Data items
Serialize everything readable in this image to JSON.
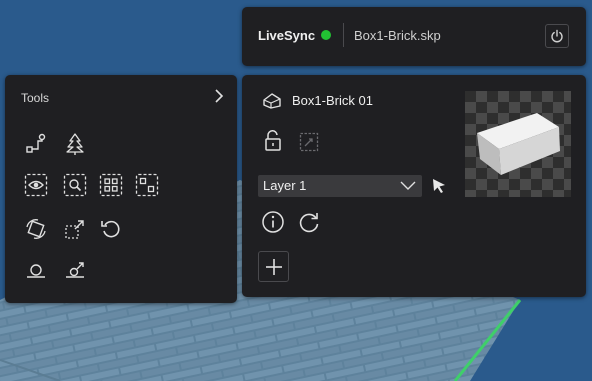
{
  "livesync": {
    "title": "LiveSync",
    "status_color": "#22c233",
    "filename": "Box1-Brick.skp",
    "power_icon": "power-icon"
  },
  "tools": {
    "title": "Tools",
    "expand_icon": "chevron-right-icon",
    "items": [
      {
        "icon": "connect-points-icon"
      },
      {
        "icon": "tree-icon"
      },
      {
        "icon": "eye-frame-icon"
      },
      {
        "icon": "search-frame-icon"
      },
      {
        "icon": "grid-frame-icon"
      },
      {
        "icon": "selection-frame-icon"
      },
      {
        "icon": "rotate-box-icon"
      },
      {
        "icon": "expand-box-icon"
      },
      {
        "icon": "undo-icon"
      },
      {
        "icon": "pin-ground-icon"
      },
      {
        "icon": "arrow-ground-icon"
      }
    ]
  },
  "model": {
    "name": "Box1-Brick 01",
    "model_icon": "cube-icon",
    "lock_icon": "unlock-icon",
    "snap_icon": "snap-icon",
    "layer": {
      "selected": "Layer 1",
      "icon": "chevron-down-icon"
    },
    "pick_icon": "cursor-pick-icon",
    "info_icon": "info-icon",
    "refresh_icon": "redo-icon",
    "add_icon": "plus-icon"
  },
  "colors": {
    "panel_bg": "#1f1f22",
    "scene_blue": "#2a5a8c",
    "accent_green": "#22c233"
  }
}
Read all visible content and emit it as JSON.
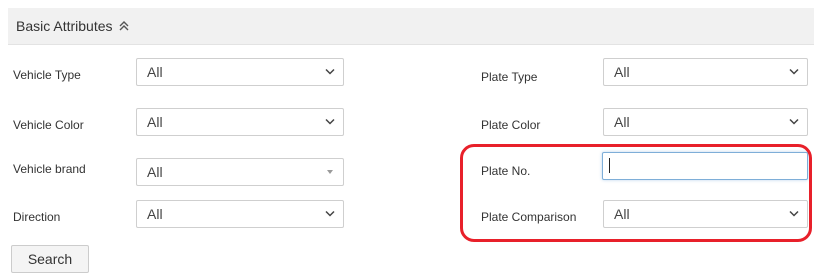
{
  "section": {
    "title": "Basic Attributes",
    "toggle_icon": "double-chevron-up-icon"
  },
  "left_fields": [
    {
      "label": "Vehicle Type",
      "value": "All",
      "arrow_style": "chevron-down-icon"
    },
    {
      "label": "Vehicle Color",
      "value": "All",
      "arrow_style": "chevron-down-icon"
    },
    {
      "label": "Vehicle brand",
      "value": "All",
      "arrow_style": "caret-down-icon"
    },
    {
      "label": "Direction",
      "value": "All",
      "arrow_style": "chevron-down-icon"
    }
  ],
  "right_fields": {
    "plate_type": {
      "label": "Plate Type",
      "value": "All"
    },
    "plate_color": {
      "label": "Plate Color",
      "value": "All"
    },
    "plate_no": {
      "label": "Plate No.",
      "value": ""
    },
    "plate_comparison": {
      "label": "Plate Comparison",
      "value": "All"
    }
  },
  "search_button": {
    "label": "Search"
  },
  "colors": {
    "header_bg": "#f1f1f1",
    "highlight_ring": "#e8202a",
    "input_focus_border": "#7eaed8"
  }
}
==
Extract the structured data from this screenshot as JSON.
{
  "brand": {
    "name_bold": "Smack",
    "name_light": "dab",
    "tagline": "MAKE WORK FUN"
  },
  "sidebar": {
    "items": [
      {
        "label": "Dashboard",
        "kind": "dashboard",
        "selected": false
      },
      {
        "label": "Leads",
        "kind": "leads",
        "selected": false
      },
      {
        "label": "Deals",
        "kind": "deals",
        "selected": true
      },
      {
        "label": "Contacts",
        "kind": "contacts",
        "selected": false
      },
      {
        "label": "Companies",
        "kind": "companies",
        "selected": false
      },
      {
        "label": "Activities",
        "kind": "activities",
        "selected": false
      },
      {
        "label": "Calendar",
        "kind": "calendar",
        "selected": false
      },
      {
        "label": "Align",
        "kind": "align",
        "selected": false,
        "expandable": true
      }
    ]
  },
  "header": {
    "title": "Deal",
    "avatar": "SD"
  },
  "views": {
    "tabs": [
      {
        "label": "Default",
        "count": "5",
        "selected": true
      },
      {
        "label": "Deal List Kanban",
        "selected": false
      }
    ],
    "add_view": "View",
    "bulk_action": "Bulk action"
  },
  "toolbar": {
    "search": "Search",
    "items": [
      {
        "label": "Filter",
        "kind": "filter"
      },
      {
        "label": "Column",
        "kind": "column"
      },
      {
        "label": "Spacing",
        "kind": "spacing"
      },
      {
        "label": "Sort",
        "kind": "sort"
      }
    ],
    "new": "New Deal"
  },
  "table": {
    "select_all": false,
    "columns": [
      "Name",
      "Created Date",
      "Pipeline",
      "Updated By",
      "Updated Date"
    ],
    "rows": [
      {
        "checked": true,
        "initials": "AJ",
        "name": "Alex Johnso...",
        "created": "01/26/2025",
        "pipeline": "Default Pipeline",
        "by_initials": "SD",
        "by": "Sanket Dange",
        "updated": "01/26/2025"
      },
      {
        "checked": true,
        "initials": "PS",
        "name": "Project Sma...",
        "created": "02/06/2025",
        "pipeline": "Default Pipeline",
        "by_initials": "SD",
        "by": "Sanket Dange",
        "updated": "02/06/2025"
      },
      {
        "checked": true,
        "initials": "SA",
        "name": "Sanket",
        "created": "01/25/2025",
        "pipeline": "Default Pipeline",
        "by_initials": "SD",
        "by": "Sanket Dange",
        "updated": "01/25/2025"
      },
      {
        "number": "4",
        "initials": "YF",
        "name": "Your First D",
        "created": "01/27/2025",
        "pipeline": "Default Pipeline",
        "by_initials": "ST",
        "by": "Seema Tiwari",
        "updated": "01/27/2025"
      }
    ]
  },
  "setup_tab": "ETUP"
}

* **Exercise directions**
Scan the data above and copy every line with "JSON" in it.

* **Exercise result**
Serialize everything readable in this image to JSON.
Read all visible content and emit it as JSON.
Extract the structured data from this screenshot as JSON.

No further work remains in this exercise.